Aim of the exercise ->
Gather up the lines that contain "HEYNEN".

-- Start of Records for this task --

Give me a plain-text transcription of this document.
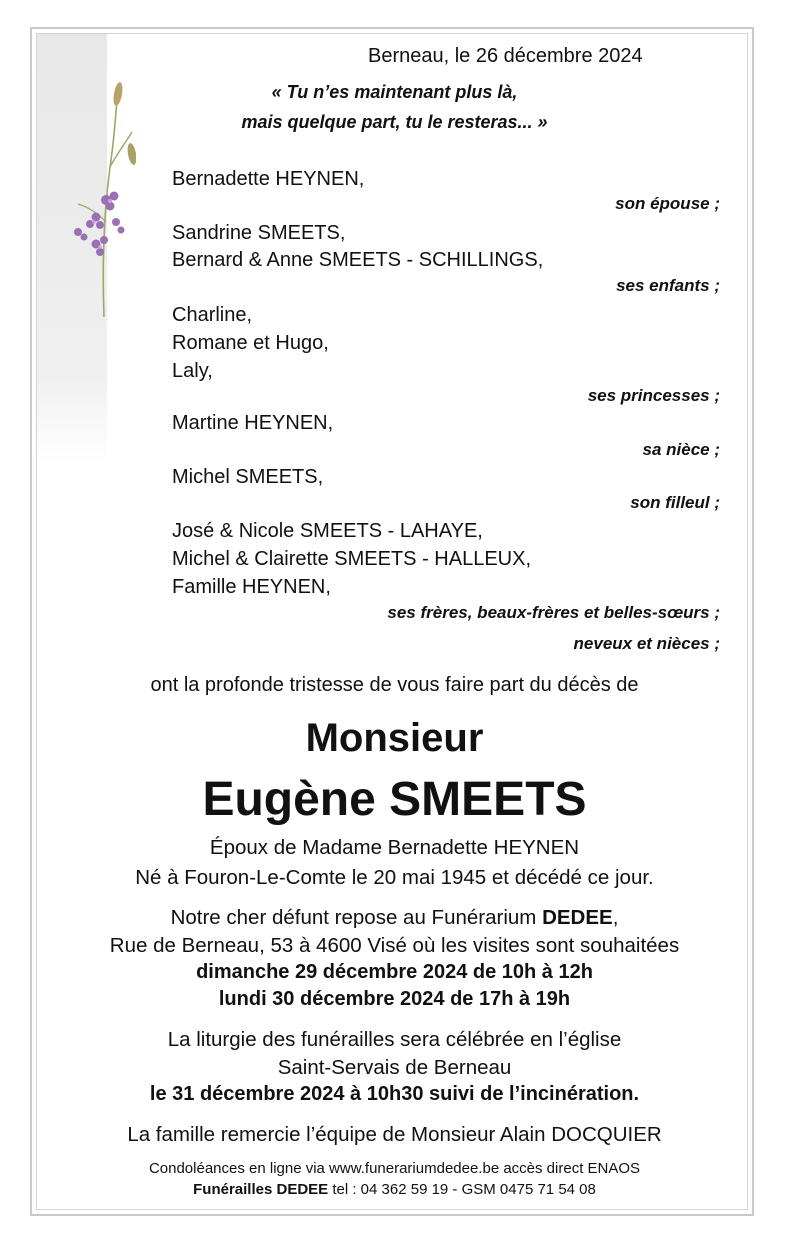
Berneau, le 26 décembre 2024
« Tu n’es maintenant plus là,
mais quelque part, tu le resteras... »
Bernadette HEYNEN,
son épouse ;
Sandrine SMEETS,
Bernard & Anne SMEETS - SCHILLINGS,
ses enfants ;
Charline,
Romane et Hugo,
Laly,
ses princesses ;
Martine HEYNEN,
sa nièce ;
Michel SMEETS,
son filleul ;
José & Nicole SMEETS - LAHAYE,
Michel & Clairette SMEETS - HALLEUX,
Famille HEYNEN,
ses frères, beaux-frères et belles-sœurs ;
neveux et nièces ;
ont la profonde tristesse de vous faire part du décès de
Monsieur
Eugène SMEETS
Époux de Madame Bernadette HEYNEN
Né à Fouron-Le-Comte le 20 mai 1945 et décédé ce jour.
Notre cher défunt repose au Funérarium DEDEE,
Rue de Berneau, 53 à 4600 Visé où les visites sont souhaitées
dimanche 29 décembre 2024 de 10h à 12h
lundi 30 décembre 2024 de 17h à 19h
La liturgie des funérailles sera célébrée en l’église
Saint-Servais de Berneau
le 31 décembre 2024 à 10h30 suivi de l’incinération.
La famille remercie l’équipe de Monsieur Alain DOCQUIER
Condoléances en ligne via www.funerariumdedee.be accès direct ENAOS
Funérailles DEDEE tel : 04 362 59 19 - GSM 0475 71 54 08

-- End of Records for this task --

The reply ->
Bernadette HEYNEN,
Martine HEYNEN,
Famille HEYNEN,
Époux de Madame Bernadette HEYNEN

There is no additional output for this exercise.